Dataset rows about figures
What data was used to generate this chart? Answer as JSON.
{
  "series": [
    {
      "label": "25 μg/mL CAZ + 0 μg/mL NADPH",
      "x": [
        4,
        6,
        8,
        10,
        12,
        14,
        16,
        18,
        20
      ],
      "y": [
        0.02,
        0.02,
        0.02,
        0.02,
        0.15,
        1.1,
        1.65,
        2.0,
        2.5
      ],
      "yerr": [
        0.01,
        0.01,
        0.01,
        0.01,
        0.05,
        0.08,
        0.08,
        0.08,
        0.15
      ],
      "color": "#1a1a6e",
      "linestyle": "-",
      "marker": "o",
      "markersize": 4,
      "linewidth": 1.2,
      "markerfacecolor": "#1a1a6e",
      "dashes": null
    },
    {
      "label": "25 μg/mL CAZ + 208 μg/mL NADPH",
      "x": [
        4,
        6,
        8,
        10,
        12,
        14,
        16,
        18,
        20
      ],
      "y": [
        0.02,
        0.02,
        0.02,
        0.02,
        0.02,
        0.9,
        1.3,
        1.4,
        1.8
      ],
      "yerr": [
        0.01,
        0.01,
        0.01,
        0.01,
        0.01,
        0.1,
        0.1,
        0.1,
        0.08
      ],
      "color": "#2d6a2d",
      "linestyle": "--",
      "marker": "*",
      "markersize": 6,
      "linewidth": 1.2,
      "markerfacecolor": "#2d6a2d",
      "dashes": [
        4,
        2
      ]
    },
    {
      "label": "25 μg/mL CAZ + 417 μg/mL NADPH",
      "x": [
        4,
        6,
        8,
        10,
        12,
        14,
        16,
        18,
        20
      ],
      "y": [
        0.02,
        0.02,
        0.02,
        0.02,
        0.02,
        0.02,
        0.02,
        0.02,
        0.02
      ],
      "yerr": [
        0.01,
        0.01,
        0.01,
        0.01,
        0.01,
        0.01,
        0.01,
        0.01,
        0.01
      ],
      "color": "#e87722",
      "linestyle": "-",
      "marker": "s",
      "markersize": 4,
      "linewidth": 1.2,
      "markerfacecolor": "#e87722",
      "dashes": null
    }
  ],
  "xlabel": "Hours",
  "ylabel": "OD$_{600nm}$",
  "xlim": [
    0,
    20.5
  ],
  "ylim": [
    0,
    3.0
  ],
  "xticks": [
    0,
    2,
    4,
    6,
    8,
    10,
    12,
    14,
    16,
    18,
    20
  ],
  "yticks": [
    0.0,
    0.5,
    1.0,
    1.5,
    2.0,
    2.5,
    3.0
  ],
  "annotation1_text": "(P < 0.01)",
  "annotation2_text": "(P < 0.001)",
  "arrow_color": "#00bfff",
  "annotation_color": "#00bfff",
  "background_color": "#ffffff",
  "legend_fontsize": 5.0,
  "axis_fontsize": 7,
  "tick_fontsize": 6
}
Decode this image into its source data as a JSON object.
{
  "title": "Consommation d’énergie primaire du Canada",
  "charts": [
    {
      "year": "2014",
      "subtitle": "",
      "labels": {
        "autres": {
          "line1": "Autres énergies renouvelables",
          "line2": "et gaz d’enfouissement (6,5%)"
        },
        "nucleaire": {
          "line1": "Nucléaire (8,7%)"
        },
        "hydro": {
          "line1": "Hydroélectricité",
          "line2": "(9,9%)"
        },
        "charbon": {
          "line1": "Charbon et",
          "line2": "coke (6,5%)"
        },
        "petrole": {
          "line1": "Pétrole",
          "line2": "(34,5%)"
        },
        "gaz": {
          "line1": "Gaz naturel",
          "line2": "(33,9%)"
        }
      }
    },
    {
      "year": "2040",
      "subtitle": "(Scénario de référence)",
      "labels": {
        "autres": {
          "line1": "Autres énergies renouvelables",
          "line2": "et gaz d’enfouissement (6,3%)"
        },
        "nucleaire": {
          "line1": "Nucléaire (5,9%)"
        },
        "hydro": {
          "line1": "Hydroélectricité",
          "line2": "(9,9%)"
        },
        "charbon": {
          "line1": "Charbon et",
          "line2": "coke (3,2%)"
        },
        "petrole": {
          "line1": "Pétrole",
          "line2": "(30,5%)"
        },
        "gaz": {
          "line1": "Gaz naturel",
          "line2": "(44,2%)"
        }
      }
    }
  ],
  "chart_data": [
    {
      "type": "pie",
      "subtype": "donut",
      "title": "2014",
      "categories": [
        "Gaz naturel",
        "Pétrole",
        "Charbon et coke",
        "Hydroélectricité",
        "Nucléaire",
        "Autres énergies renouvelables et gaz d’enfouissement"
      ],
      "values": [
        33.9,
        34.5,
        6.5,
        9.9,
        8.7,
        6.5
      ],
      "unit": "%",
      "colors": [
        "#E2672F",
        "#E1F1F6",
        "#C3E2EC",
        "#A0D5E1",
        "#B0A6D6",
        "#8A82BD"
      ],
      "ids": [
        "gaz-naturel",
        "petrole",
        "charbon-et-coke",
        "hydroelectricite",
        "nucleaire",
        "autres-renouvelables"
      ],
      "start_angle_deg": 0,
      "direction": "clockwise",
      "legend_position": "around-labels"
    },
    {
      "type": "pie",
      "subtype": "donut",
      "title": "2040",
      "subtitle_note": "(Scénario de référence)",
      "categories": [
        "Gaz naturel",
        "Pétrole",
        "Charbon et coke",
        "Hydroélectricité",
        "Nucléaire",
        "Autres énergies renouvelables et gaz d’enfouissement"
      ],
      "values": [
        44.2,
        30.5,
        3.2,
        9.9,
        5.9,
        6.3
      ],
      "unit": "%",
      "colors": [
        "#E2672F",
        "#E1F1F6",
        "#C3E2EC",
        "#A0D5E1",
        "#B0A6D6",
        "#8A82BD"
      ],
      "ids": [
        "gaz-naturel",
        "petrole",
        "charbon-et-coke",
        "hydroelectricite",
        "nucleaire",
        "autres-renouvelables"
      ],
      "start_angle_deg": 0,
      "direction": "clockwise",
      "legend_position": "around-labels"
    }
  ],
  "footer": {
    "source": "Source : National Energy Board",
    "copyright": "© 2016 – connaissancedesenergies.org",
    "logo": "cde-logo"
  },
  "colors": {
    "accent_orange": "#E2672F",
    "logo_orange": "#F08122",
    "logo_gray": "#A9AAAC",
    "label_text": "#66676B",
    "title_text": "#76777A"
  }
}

» **What the task asks**: Copy each line of the data above that holds "markerfacecolor".

» **Answer below**:
      "markerfacecolor": "#1a1a6e",
      "markerfacecolor": "#2d6a2d",
      "markerfacecolor": "#e87722",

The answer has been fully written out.